## Provided passage

--- begin ---

The APT method interface allows APT to acquire archive files (.deb), index
files (Packages, Release, Mirrors) and source files (.tar.gz, .diff). It is a
general, extensible system designed to satisfy all of these requirements:
Remote methods that download files from a distant site
Resume of aborted downloads
Progress reporting
If-Modified-Since (IMS) checking for index files
In-Line MD5 generation
No-copy in-filesystem methods
Multi-media methods (like CD's)
Dynamic source selection for failure recovery
User interaction for user/password requests and media swaps
Global configuration
Initial releases of APT (0.1.x) used a completely different method interface
that only supported the first 6 items. This new interface deals with the
remainder.
Several terms are used through out the document, they have specific meanings
which may not be immediately evident. To clarify they are summarized here.

--- end ---

## Challenge
Copy the APT method interface text above word for word, in full.

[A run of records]
--- begin ---

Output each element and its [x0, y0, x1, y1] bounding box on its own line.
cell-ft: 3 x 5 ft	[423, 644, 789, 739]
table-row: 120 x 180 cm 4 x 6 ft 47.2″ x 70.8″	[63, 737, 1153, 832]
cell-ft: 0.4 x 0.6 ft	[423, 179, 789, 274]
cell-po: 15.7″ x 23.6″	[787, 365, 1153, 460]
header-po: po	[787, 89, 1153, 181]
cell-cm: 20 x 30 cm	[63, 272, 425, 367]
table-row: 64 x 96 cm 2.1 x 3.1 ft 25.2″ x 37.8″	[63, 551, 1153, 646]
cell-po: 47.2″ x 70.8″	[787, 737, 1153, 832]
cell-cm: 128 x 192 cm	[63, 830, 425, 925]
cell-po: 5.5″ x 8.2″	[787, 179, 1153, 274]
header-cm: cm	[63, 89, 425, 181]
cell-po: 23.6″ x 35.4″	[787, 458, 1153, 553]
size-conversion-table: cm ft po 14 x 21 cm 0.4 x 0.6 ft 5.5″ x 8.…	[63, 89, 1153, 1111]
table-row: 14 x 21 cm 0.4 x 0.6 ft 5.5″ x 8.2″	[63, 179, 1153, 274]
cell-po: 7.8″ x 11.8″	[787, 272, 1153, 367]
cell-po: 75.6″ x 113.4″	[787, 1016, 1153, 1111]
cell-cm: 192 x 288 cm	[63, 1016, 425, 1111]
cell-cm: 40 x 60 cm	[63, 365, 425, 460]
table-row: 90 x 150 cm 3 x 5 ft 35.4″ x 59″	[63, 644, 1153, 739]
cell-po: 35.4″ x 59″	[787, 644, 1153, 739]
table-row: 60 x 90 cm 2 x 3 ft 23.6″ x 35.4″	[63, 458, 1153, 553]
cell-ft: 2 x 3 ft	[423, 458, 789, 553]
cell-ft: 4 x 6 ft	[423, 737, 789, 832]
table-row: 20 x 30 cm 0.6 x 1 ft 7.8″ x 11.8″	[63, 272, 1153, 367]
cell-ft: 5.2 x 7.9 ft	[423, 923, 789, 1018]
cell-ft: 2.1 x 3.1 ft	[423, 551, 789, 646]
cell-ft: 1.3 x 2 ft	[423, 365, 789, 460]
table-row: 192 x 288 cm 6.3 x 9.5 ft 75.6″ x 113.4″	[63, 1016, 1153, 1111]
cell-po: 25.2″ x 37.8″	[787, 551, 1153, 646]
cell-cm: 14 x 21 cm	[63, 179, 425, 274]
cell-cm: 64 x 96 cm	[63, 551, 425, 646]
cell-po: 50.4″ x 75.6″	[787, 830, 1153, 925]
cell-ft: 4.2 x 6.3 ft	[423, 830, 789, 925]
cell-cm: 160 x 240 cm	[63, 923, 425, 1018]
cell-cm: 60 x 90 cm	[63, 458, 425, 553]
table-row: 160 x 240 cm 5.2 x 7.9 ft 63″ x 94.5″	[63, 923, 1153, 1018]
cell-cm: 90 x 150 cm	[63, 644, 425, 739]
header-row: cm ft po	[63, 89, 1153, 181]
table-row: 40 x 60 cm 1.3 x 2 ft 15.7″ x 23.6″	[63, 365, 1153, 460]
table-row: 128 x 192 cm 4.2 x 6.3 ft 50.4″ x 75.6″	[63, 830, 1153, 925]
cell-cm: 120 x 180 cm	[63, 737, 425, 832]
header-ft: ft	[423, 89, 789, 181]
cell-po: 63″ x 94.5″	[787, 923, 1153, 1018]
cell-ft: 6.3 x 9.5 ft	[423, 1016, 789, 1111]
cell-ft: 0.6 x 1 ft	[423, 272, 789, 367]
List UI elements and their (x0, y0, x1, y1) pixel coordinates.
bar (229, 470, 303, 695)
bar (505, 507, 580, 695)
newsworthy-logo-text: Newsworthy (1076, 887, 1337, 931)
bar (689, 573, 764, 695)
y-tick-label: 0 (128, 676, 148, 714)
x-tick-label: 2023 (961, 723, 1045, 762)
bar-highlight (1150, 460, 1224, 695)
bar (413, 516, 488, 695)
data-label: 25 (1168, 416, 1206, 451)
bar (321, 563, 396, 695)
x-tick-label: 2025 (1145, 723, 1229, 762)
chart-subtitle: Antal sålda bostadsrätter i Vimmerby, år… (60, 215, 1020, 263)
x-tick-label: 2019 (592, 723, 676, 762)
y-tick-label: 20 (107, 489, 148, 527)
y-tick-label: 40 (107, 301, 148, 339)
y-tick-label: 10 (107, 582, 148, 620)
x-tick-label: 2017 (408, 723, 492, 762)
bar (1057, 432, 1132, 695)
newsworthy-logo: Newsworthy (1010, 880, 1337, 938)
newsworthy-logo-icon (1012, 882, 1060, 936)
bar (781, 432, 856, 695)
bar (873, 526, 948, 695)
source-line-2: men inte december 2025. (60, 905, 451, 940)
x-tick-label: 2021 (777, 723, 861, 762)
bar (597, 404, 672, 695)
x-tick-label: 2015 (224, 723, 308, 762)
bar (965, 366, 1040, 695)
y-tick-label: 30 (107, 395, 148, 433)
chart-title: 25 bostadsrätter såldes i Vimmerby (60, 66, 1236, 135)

--- end ---

## Result
The APT method interface allows APT to acquire archive files (.deb), index
files (Packages, Release, Mirrors) and source files (.tar.gz, .diff). It is a
general, extensible system designed to satisfy all of these requirements:
Remote methods that download files from a distant site
Resume of aborted downloads
Progress reporting
If-Modified-Since (IMS) checking for index files
In-Line MD5 generation
No-copy in-filesystem methods
Multi-media methods (like CD's)
Dynamic source selection for failure recovery
User interaction for user/password requests and media swaps
Global configuration
Initial releases of APT (0.1.x) used a completely different method interface
that only supported the first 6 items. This new interface deals with the
remainder.
Several terms are used through out the document, they have specific meanings
which may not be immediately evident. To clarify they are summarized here.